Exercise task ▸ Every entry that follows should be reproduced exactly.
* * * *
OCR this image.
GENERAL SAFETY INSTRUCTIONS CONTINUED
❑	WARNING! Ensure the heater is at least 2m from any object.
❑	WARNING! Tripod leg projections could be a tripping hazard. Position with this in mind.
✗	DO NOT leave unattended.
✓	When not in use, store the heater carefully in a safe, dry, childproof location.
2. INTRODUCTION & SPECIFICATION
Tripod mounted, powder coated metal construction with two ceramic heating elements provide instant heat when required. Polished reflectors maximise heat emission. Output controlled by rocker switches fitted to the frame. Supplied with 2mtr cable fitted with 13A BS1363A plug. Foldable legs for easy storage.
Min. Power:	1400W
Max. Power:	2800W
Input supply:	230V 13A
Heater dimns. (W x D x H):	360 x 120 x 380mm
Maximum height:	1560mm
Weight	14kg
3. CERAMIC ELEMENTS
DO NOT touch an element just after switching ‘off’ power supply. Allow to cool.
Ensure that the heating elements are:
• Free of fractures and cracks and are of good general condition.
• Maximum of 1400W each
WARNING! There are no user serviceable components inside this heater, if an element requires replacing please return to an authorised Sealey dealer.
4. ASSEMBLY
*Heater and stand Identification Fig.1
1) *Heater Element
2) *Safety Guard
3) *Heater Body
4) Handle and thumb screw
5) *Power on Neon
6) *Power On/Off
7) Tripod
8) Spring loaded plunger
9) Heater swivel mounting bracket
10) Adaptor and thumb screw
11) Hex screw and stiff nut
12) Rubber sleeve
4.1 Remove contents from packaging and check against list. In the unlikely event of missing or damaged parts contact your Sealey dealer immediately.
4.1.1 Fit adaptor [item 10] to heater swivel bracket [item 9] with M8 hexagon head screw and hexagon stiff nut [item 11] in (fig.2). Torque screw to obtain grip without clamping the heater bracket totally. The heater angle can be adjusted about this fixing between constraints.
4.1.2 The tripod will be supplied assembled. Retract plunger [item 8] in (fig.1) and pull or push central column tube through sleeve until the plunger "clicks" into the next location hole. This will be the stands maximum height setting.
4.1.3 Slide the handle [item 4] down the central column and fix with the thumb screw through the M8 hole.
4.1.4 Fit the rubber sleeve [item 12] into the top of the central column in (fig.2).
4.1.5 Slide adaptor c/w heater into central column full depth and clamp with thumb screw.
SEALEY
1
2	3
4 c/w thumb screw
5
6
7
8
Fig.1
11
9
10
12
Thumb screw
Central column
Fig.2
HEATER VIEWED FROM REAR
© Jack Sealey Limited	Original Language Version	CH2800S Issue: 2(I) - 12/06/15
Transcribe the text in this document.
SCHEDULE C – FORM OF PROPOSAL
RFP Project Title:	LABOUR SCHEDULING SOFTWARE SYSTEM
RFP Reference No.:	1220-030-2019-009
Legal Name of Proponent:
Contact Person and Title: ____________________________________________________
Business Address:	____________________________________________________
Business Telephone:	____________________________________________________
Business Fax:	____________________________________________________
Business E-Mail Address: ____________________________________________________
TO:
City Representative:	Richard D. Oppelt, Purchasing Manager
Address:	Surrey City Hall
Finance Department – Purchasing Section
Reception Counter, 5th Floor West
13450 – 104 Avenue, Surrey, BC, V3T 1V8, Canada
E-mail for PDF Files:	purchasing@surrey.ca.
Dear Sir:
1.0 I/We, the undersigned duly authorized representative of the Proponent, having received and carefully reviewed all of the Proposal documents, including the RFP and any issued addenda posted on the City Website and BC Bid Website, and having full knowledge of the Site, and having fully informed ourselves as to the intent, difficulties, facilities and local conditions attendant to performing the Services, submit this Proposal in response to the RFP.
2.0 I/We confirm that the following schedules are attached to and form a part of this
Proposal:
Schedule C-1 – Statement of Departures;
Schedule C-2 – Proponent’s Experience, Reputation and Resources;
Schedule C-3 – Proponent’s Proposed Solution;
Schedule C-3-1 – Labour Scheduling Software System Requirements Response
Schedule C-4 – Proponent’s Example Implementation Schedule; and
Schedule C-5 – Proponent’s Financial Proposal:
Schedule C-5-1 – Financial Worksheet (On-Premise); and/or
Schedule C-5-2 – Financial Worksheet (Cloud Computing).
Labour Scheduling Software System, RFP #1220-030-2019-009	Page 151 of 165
* * * *
Complete response ▸
OCR this image.
GENERAL SAFETY INSTRUCTIONS CONTINUED
❑	WARNING! Ensure the heater is at least 2m from any object.
❑	WARNING! Tripod leg projections could be a tripping hazard. Position with this in mind.
✗	DO NOT leave unattended.
✓	When not in use, store the heater carefully in a safe, dry, childproof location.
2. INTRODUCTION & SPECIFICATION
Tripod mounted, powder coated metal construction with two ceramic heating elements provide instant heat when required. Polished reflectors maximise heat emission. Output controlled by rocker switches fitted to the frame. Supplied with 2mtr cable fitted with 13A BS1363A plug. Foldable legs for easy storage.
Min. Power:	1400W
Max. Power:	2800W
Input supply:	230V 13A
Heater dimns. (W x D x H):	360 x 120 x 380mm
Maximum height:	1560mm
Weight	14kg
3. CERAMIC ELEMENTS
DO NOT touch an element just after switching ‘off’ power supply. Allow to cool.
Ensure that the heating elements are:
• Free of fractures and cracks and are of good general condition.
• Maximum of 1400W each
WARNING! There are no user serviceable components inside this heater, if an element requires replacing please return to an authorised Sealey dealer.
4. ASSEMBLY
*Heater and stand Identification Fig.1
1) *Heater Element
2) *Safety Guard
3) *Heater Body
4) Handle and thumb screw
5) *Power on Neon
6) *Power On/Off
7) Tripod
8) Spring loaded plunger
9) Heater swivel mounting bracket
10) Adaptor and thumb screw
11) Hex screw and stiff nut
12) Rubber sleeve
4.1 Remove contents from packaging and check against list. In the unlikely event of missing or damaged parts contact your Sealey dealer immediately.
4.1.1 Fit adaptor [item 10] to heater swivel bracket [item 9] with M8 hexagon head screw and hexagon stiff nut [item 11] in (fig.2). Torque screw to obtain grip without clamping the heater bracket totally. The heater angle can be adjusted about this fixing between constraints.
4.1.2 The tripod will be supplied assembled. Retract plunger [item 8] in (fig.1) and pull or push central column tube through sleeve until the plunger "clicks" into the next location hole. This will be the stands maximum height setting.
4.1.3 Slide the handle [item 4] down the central column and fix with the thumb screw through the M8 hole.
4.1.4 Fit the rubber sleeve [item 12] into the top of the central column in (fig.2).
4.1.5 Slide adaptor c/w heater into central column full depth and clamp with thumb screw.
SEALEY
1
2	3
4 c/w thumb screw
5
6
7
8
Fig.1
11
9
10
12
Thumb screw
Central column
Fig.2
HEATER VIEWED FROM REAR
© Jack Sealey Limited	Original Language Version	CH2800S Issue: 2(I) - 12/06/15
Transcribe the text in this document.
SCHEDULE C – FORM OF PROPOSAL
RFP Project Title:	LABOUR SCHEDULING SOFTWARE SYSTEM
RFP Reference No.:	1220-030-2019-009
Legal Name of Proponent:
Contact Person and Title: ____________________________________________________
Business Address:	____________________________________________________
Business Telephone:	____________________________________________________
Business Fax:	____________________________________________________
Business E-Mail Address: ____________________________________________________
TO:
City Representative:	Richard D. Oppelt, Purchasing Manager
Address:	Surrey City Hall
Finance Department – Purchasing Section
Reception Counter, 5th Floor West
13450 – 104 Avenue, Surrey, BC, V3T 1V8, Canada
E-mail for PDF Files:	purchasing@surrey.ca.
Dear Sir:
1.0 I/We, the undersigned duly authorized representative of the Proponent, having received and carefully reviewed all of the Proposal documents, including the RFP and any issued addenda posted on the City Website and BC Bid Website, and having full knowledge of the Site, and having fully informed ourselves as to the intent, difficulties, facilities and local conditions attendant to performing the Services, submit this Proposal in response to the RFP.
2.0 I/We confirm that the following schedules are attached to and form a part of this
Proposal:
Schedule C-1 – Statement of Departures;
Schedule C-2 – Proponent’s Experience, Reputation and Resources;
Schedule C-3 – Proponent’s Proposed Solution;
Schedule C-3-1 – Labour Scheduling Software System Requirements Response
Schedule C-4 – Proponent’s Example Implementation Schedule; and
Schedule C-5 – Proponent’s Financial Proposal:
Schedule C-5-1 – Financial Worksheet (On-Premise); and/or
Schedule C-5-2 – Financial Worksheet (Cloud Computing).
Labour Scheduling Software System, RFP #1220-030-2019-009	Page 151 of 165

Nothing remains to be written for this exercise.